-- Aim of the task --
Select lines where the word "Asociado" appears.

-- Working data --
** start **
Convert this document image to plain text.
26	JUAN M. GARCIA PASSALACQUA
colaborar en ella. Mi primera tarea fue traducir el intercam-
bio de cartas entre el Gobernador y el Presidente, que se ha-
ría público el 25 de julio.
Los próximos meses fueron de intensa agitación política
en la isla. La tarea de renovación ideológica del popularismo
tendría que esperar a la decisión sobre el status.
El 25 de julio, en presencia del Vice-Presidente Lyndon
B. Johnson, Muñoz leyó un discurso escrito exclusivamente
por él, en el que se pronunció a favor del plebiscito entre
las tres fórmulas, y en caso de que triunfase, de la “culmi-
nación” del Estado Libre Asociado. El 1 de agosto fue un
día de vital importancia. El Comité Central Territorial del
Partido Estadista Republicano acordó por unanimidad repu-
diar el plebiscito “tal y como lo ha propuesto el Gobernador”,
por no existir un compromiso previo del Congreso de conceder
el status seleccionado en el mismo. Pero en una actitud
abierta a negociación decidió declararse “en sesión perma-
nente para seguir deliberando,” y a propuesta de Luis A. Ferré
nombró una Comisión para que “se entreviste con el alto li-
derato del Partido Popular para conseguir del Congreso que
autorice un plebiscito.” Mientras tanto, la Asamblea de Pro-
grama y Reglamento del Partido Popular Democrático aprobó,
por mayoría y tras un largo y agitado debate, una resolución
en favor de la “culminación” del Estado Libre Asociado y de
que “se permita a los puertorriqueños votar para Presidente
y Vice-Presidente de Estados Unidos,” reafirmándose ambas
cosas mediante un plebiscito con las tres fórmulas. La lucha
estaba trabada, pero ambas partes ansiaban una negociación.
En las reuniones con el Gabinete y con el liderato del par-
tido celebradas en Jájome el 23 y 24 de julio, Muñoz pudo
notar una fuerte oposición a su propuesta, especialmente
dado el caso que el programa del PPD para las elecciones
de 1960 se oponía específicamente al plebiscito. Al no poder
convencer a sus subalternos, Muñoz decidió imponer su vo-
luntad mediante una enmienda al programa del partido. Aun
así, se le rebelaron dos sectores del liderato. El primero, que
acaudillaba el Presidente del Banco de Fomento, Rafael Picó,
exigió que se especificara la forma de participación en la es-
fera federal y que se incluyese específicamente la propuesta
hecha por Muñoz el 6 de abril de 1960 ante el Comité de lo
** end **
-- Solved problem --
nación” del Estado Libre Asociado. El 1 de agosto fue un
en favor de la “culminación” del Estado Libre Asociado y de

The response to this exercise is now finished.